** BEGIN Data shown **

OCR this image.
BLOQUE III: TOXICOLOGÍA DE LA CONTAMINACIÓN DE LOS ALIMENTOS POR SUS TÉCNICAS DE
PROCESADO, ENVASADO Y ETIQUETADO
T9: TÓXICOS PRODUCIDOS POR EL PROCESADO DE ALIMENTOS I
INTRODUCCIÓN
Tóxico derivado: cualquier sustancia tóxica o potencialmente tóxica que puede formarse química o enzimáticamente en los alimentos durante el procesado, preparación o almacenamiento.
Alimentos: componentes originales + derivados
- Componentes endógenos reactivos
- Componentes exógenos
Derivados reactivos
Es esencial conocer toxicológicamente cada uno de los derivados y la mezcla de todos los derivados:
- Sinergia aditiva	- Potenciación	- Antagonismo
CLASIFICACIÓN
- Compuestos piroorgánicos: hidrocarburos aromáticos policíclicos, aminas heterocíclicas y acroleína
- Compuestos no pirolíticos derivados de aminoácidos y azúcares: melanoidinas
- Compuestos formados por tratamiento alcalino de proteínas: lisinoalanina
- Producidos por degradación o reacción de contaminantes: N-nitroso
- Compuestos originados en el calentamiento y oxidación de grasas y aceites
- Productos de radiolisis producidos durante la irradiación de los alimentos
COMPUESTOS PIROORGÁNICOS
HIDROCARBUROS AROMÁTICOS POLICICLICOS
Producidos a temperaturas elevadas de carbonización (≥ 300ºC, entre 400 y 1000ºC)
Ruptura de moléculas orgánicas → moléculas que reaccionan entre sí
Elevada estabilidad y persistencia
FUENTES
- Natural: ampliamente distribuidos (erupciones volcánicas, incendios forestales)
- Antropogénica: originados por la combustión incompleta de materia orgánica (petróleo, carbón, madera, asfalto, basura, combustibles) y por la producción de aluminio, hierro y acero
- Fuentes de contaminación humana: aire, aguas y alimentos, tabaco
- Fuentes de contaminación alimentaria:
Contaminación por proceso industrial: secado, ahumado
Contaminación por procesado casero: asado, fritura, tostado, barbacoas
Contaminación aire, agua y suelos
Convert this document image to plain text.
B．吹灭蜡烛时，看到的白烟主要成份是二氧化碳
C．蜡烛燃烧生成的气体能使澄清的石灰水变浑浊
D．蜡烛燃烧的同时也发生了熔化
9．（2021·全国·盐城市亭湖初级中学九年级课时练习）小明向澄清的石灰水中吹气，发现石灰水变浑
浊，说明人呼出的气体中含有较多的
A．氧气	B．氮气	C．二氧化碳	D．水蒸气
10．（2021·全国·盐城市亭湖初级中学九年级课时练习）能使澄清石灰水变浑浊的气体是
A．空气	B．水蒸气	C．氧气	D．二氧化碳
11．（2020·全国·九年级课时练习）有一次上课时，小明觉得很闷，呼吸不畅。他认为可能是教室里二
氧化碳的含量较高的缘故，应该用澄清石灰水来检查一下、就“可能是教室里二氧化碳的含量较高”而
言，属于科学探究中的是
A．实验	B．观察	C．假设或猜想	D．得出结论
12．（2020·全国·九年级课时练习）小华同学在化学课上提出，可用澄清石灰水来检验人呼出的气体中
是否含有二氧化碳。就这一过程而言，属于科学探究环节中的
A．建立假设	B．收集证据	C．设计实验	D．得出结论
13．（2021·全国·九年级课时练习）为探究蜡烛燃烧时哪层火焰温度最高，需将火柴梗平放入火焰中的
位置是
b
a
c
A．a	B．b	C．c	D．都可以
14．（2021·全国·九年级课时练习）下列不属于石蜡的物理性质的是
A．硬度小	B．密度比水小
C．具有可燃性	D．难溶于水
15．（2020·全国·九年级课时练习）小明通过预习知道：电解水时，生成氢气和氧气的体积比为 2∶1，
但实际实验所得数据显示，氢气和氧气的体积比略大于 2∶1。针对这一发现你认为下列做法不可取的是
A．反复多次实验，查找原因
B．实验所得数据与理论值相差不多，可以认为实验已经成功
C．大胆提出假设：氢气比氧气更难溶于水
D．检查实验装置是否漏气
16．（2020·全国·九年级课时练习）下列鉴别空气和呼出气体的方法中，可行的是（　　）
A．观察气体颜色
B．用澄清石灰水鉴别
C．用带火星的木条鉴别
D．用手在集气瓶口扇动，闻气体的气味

** END Data shown **

### What is needed
Extract all lines containing the word "reactivos".

### Solution for this problem
- Componentes endógenos reactivos
Derivados reactivos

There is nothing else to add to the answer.